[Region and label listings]
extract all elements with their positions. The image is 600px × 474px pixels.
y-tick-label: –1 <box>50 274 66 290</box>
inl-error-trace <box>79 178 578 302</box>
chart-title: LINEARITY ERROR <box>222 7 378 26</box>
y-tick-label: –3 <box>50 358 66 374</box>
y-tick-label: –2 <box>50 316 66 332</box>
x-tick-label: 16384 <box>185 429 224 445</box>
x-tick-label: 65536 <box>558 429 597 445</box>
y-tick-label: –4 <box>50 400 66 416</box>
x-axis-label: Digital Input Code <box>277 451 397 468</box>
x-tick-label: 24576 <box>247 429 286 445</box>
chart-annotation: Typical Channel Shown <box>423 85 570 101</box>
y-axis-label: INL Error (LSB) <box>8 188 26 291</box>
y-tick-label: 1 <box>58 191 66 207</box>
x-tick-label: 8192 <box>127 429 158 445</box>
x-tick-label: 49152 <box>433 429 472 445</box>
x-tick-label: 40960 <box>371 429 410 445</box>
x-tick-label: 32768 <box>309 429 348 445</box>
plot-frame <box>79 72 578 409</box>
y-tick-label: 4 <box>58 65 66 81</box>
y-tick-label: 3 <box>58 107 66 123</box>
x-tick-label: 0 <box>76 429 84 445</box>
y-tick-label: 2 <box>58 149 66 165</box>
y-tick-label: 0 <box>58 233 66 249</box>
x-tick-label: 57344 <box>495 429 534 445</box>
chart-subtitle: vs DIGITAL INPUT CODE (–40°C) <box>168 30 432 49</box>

WORK TO COMPLETE. Please render every line of the items above as a numbered list, leaving out any blank lines.

FULL OUTPUT.
1. extract all elements with their positions. The image is 600px × 474px pixels.
2. y-tick-label: –1 <box>50 274 66 290</box>
3. inl-error-trace <box>79 178 578 302</box>
4. chart-title: LINEARITY ERROR <box>222 7 378 26</box>
5. y-tick-label: –3 <box>50 358 66 374</box>
6. y-tick-label: –2 <box>50 316 66 332</box>
7. x-tick-label: 16384 <box>185 429 224 445</box>
8. x-tick-label: 65536 <box>558 429 597 445</box>
9. y-tick-label: –4 <box>50 400 66 416</box>
10. x-axis-label: Digital Input Code <box>277 451 397 468</box>
11. x-tick-label: 24576 <box>247 429 286 445</box>
12. chart-annotation: Typical Channel Shown <box>423 85 570 101</box>
13. y-axis-label: INL Error (LSB) <box>8 188 26 291</box>
14. y-tick-label: 1 <box>58 191 66 207</box>
15. x-tick-label: 8192 <box>127 429 158 445</box>
16. x-tick-label: 49152 <box>433 429 472 445</box>
17. x-tick-label: 40960 <box>371 429 410 445</box>
18. x-tick-label: 32768 <box>309 429 348 445</box>
19. plot-frame <box>79 72 578 409</box>
20. y-tick-label: 4 <box>58 65 66 81</box>
21. y-tick-label: 3 <box>58 107 66 123</box>
22. x-tick-label: 0 <box>76 429 84 445</box>
23. y-tick-label: 2 <box>58 149 66 165</box>
24. y-tick-label: 0 <box>58 233 66 249</box>
25. x-tick-label: 57344 <box>495 429 534 445</box>
26. chart-subtitle: vs DIGITAL INPUT CODE (–40°C) <box>168 30 432 49</box>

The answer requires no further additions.